Some records
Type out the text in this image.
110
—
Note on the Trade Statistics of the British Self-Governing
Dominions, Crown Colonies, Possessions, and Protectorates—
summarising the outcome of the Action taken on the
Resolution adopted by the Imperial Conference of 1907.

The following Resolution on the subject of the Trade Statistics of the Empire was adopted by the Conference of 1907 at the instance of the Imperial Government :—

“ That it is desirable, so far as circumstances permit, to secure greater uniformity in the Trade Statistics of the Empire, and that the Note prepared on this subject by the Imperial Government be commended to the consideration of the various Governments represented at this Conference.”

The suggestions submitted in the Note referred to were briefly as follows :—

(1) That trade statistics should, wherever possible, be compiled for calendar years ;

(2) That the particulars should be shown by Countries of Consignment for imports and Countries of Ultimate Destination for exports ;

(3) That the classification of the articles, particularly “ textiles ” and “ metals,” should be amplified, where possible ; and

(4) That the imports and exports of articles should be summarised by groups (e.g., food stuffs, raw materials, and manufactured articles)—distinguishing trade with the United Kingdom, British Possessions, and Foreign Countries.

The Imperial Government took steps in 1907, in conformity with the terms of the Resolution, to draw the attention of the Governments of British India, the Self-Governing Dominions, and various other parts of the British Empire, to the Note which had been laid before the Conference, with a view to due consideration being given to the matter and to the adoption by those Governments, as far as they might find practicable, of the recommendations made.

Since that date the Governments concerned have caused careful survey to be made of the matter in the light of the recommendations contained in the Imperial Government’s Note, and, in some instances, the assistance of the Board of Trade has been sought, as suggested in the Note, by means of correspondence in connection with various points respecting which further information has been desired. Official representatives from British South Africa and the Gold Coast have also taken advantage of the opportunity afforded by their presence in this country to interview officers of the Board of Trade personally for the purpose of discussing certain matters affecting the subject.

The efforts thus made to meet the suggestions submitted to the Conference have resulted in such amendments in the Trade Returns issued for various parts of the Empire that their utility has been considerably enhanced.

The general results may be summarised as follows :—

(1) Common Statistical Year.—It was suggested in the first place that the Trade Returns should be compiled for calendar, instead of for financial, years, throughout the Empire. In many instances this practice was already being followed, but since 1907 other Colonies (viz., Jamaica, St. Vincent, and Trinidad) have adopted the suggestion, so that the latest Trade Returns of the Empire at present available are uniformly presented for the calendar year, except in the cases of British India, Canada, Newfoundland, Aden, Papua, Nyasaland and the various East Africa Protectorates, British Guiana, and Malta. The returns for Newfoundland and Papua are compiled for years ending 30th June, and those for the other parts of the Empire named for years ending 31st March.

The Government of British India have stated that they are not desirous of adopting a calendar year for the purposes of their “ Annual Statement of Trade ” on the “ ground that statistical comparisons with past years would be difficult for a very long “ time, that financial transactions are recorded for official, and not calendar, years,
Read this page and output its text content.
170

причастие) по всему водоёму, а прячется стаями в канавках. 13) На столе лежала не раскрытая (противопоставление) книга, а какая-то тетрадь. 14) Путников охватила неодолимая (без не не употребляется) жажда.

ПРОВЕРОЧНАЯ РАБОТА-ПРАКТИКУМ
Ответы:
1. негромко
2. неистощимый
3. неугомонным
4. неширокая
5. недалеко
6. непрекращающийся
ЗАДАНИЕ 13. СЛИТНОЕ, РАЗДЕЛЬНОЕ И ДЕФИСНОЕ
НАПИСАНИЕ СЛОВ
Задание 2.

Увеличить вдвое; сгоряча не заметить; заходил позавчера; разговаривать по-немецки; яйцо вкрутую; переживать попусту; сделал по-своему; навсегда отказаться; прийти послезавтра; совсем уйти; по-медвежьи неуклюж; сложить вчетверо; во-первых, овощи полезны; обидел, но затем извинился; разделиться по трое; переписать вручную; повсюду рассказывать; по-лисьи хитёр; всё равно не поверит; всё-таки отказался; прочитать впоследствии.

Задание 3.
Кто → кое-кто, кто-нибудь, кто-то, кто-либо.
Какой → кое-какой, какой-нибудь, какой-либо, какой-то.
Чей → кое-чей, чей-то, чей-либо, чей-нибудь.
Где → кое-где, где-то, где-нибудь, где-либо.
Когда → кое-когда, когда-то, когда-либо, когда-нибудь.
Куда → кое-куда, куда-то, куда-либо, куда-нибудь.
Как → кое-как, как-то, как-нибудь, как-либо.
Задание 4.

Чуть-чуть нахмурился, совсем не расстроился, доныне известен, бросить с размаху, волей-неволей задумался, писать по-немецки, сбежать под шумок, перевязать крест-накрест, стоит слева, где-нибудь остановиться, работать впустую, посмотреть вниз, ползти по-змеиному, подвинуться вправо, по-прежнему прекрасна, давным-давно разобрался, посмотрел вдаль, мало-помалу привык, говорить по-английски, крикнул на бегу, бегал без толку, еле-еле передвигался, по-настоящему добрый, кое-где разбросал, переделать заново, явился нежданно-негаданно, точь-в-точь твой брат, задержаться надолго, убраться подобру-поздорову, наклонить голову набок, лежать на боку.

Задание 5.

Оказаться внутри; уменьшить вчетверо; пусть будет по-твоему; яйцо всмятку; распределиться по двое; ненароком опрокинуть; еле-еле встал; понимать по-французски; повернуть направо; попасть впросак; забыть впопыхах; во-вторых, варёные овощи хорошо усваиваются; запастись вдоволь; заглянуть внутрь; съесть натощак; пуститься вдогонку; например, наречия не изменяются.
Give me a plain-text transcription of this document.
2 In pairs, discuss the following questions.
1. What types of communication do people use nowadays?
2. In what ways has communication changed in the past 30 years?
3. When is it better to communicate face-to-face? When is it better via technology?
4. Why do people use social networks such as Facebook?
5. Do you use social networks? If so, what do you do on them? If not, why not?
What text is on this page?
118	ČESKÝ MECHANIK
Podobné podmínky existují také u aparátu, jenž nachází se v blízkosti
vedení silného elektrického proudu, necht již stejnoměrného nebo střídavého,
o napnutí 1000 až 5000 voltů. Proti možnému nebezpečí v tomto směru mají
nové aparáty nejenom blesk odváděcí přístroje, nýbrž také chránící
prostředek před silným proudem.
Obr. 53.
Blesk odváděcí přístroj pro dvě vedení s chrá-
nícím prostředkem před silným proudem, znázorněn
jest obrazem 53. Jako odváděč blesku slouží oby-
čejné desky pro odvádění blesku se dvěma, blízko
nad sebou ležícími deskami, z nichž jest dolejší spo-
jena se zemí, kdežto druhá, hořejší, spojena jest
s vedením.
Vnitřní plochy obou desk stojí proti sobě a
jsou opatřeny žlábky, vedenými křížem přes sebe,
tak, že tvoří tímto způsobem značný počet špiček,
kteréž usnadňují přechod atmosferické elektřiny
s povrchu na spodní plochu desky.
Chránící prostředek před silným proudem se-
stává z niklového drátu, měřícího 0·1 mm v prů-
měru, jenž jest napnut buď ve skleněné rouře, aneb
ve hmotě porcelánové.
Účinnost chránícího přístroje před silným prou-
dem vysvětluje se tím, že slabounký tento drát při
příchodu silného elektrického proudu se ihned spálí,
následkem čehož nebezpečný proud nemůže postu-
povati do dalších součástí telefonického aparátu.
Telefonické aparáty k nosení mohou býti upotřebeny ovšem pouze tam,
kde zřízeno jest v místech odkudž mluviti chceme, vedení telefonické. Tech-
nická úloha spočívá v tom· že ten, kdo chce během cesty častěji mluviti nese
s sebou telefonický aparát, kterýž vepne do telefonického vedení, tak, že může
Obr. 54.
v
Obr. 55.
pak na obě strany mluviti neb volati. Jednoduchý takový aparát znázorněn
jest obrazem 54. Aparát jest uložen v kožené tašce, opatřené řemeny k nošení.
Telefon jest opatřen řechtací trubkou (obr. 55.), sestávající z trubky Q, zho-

- Stated goal
Exactly reproduce every record.

- Finished exercise
Type out the text in this image.
110
—
Note on the Trade Statistics of the British Self-Governing
Dominions, Crown Colonies, Possessions, and Protectorates—
summarising the outcome of the Action taken on the
Resolution adopted by the Imperial Conference of 1907.

The following Resolution on the subject of the Trade Statistics of the Empire was adopted by the Conference of 1907 at the instance of the Imperial Government :—

“ That it is desirable, so far as circumstances permit, to secure greater uniformity in the Trade Statistics of the Empire, and that the Note prepared on this subject by the Imperial Government be commended to the consideration of the various Governments represented at this Conference.”

The suggestions submitted in the Note referred to were briefly as follows :—

(1) That trade statistics should, wherever possible, be compiled for calendar years ;

(2) That the particulars should be shown by Countries of Consignment for imports and Countries of Ultimate Destination for exports ;

(3) That the classification of the articles, particularly “ textiles ” and “ metals,” should be amplified, where possible ; and

(4) That the imports and exports of articles should be summarised by groups (e.g., food stuffs, raw materials, and manufactured articles)—distinguishing trade with the United Kingdom, British Possessions, and Foreign Countries.

The Imperial Government took steps in 1907, in conformity with the terms of the Resolution, to draw the attention of the Governments of British India, the Self-Governing Dominions, and various other parts of the British Empire, to the Note which had been laid before the Conference, with a view to due consideration being given to the matter and to the adoption by those Governments, as far as they might find practicable, of the recommendations made.

Since that date the Governments concerned have caused careful survey to be made of the matter in the light of the recommendations contained in the Imperial Government’s Note, and, in some instances, the assistance of the Board of Trade has been sought, as suggested in the Note, by means of correspondence in connection with various points respecting which further information has been desired. Official representatives from British South Africa and the Gold Coast have also taken advantage of the opportunity afforded by their presence in this country to interview officers of the Board of Trade personally for the purpose of discussing certain matters affecting the subject.

The efforts thus made to meet the suggestions submitted to the Conference have resulted in such amendments in the Trade Returns issued for various parts of the Empire that their utility has been considerably enhanced.

The general results may be summarised as follows :—

(1) Common Statistical Year.—It was suggested in the first place that the Trade Returns should be compiled for calendar, instead of for financial, years, throughout the Empire. In many instances this practice was already being followed, but since 1907 other Colonies (viz., Jamaica, St. Vincent, and Trinidad) have adopted the suggestion, so that the latest Trade Returns of the Empire at present available are uniformly presented for the calendar year, except in the cases of British India, Canada, Newfoundland, Aden, Papua, Nyasaland and the various East Africa Protectorates, British Guiana, and Malta. The returns for Newfoundland and Papua are compiled for years ending 30th June, and those for the other parts of the Empire named for years ending 31st March.

The Government of British India have stated that they are not desirous of adopting a calendar year for the purposes of their “ Annual Statement of Trade ” on the “ ground that statistical comparisons with past years would be difficult for a very long “ time, that financial transactions are recorded for official, and not calendar, years,
Read this page and output its text content.
170

причастие) по всему водоёму, а прячется стаями в канавках. 13) На столе лежала не раскрытая (противопоставление) книга, а какая-то тетрадь. 14) Путников охватила неодолимая (без не не употребляется) жажда.

ПРОВЕРОЧНАЯ РАБОТА-ПРАКТИКУМ
Ответы:
1. негромко
2. неистощимый
3. неугомонным
4. неширокая
5. недалеко
6. непрекращающийся
ЗАДАНИЕ 13. СЛИТНОЕ, РАЗДЕЛЬНОЕ И ДЕФИСНОЕ
НАПИСАНИЕ СЛОВ
Задание 2.

Увеличить вдвое; сгоряча не заметить; заходил позавчера; разговаривать по-немецки; яйцо вкрутую; переживать попусту; сделал по-своему; навсегда отказаться; прийти послезавтра; совсем уйти; по-медвежьи неуклюж; сложить вчетверо; во-первых, овощи полезны; обидел, но затем извинился; разделиться по трое; переписать вручную; повсюду рассказывать; по-лисьи хитёр; всё равно не поверит; всё-таки отказался; прочитать впоследствии.

Задание 3.
Кто → кое-кто, кто-нибудь, кто-то, кто-либо.
Какой → кое-какой, какой-нибудь, какой-либо, какой-то.
Чей → кое-чей, чей-то, чей-либо, чей-нибудь.
Где → кое-где, где-то, где-нибудь, где-либо.
Когда → кое-когда, когда-то, когда-либо, когда-нибудь.
Куда → кое-куда, куда-то, куда-либо, куда-нибудь.
Как → кое-как, как-то, как-нибудь, как-либо.
Задание 4.

Чуть-чуть нахмурился, совсем не расстроился, доныне известен, бросить с размаху, волей-неволей задумался, писать по-немецки, сбежать под шумок, перевязать крест-накрест, стоит слева, где-нибудь остановиться, работать впустую, посмотреть вниз, ползти по-змеиному, подвинуться вправо, по-прежнему прекрасна, давным-давно разобрался, посмотрел вдаль, мало-помалу привык, говорить по-английски, крикнул на бегу, бегал без толку, еле-еле передвигался, по-настоящему добрый, кое-где разбросал, переделать заново, явился нежданно-негаданно, точь-в-точь твой брат, задержаться надолго, убраться подобру-поздорову, наклонить голову набок, лежать на боку.

Задание 5.

Оказаться внутри; уменьшить вчетверо; пусть будет по-твоему; яйцо всмятку; распределиться по двое; ненароком опрокинуть; еле-еле встал; понимать по-французски; повернуть направо; попасть впросак; забыть впопыхах; во-вторых, варёные овощи хорошо усваиваются; запастись вдоволь; заглянуть внутрь; съесть натощак; пуститься вдогонку; например, наречия не изменяются.
Give me a plain-text transcription of this document.
2 In pairs, discuss the following questions.
1. What types of communication do people use nowadays?
2. In what ways has communication changed in the past 30 years?
3. When is it better to communicate face-to-face? When is it better via technology?
4. Why do people use social networks such as Facebook?
5. Do you use social networks? If so, what do you do on them? If not, why not?
What text is on this page?
118	ČESKÝ MECHANIK
Podobné podmínky existují také u aparátu, jenž nachází se v blízkosti
vedení silného elektrického proudu, necht již stejnoměrného nebo střídavého,
o napnutí 1000 až 5000 voltů. Proti možnému nebezpečí v tomto směru mají
nové aparáty nejenom blesk odváděcí přístroje, nýbrž také chránící
prostředek před silným proudem.
Obr. 53.
Blesk odváděcí přístroj pro dvě vedení s chrá-
nícím prostředkem před silným proudem, znázorněn
jest obrazem 53. Jako odváděč blesku slouží oby-
čejné desky pro odvádění blesku se dvěma, blízko
nad sebou ležícími deskami, z nichž jest dolejší spo-
jena se zemí, kdežto druhá, hořejší, spojena jest
s vedením.
Vnitřní plochy obou desk stojí proti sobě a
jsou opatřeny žlábky, vedenými křížem přes sebe,
tak, že tvoří tímto způsobem značný počet špiček,
kteréž usnadňují přechod atmosferické elektřiny
s povrchu na spodní plochu desky.
Chránící prostředek před silným proudem se-
stává z niklového drátu, měřícího 0·1 mm v prů-
měru, jenž jest napnut buď ve skleněné rouře, aneb
ve hmotě porcelánové.
Účinnost chránícího přístroje před silným prou-
dem vysvětluje se tím, že slabounký tento drát při
příchodu silného elektrického proudu se ihned spálí,
následkem čehož nebezpečný proud nemůže postu-
povati do dalších součástí telefonického aparátu.
Telefonické aparáty k nosení mohou býti upotřebeny ovšem pouze tam,
kde zřízeno jest v místech odkudž mluviti chceme, vedení telefonické. Tech-
nická úloha spočívá v tom· že ten, kdo chce během cesty častěji mluviti nese
s sebou telefonický aparát, kterýž vepne do telefonického vedení, tak, že může
Obr. 54.
v
Obr. 55.
pak na obě strany mluviti neb volati. Jednoduchý takový aparát znázorněn
jest obrazem 54. Aparát jest uložen v kožené tašce, opatřené řemeny k nošení.
Telefon jest opatřen řechtací trubkou (obr. 55.), sestávající z trubky Q, zho-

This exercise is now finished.